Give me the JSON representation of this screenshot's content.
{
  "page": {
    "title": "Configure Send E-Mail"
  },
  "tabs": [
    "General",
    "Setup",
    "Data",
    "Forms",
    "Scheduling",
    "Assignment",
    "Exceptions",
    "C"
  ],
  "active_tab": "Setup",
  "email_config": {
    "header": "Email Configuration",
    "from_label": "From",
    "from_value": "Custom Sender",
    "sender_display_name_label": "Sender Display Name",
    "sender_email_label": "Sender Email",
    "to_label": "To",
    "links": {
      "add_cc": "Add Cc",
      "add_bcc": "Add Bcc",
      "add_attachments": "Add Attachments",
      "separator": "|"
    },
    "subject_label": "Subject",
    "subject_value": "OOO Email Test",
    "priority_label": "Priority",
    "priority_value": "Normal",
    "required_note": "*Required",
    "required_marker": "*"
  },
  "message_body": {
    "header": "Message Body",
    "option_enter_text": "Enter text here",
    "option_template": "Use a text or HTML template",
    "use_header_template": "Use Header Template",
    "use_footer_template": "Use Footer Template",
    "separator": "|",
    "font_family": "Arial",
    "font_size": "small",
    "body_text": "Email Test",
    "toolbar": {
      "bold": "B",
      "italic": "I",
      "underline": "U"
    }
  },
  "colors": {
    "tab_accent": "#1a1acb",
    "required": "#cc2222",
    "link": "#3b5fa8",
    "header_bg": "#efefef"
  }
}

——————————

| Brief |
Write out the data exactly as it stands.

| Solution to this problem |
Give me the JSON representation of this screenshot's content.
{
  "page": {
    "title": "Configure Send E-Mail"
  },
  "tabs": [
    "General",
    "Setup",
    "Data",
    "Forms",
    "Scheduling",
    "Assignment",
    "Exceptions",
    "C"
  ],
  "active_tab": "Setup",
  "email_config": {
    "header": "Email Configuration",
    "from_label": "From",
    "from_value": "Custom Sender",
    "sender_display_name_label": "Sender Display Name",
    "sender_email_label": "Sender Email",
    "to_label": "To",
    "links": {
      "add_cc": "Add Cc",
      "add_bcc": "Add Bcc",
      "add_attachments": "Add Attachments",
      "separator": "|"
    },
    "subject_label": "Subject",
    "subject_value": "OOO Email Test",
    "priority_label": "Priority",
    "priority_value": "Normal",
    "required_note": "*Required",
    "required_marker": "*"
  },
  "message_body": {
    "header": "Message Body",
    "option_enter_text": "Enter text here",
    "option_template": "Use a text or HTML template",
    "use_header_template": "Use Header Template",
    "use_footer_template": "Use Footer Template",
    "separator": "|",
    "font_family": "Arial",
    "font_size": "small",
    "body_text": "Email Test",
    "toolbar": {
      "bold": "B",
      "italic": "I",
      "underline": "U"
    }
  },
  "colors": {
    "tab_accent": "#1a1acb",
    "required": "#cc2222",
    "link": "#3b5fa8",
    "header_bg": "#efefef"
  }
}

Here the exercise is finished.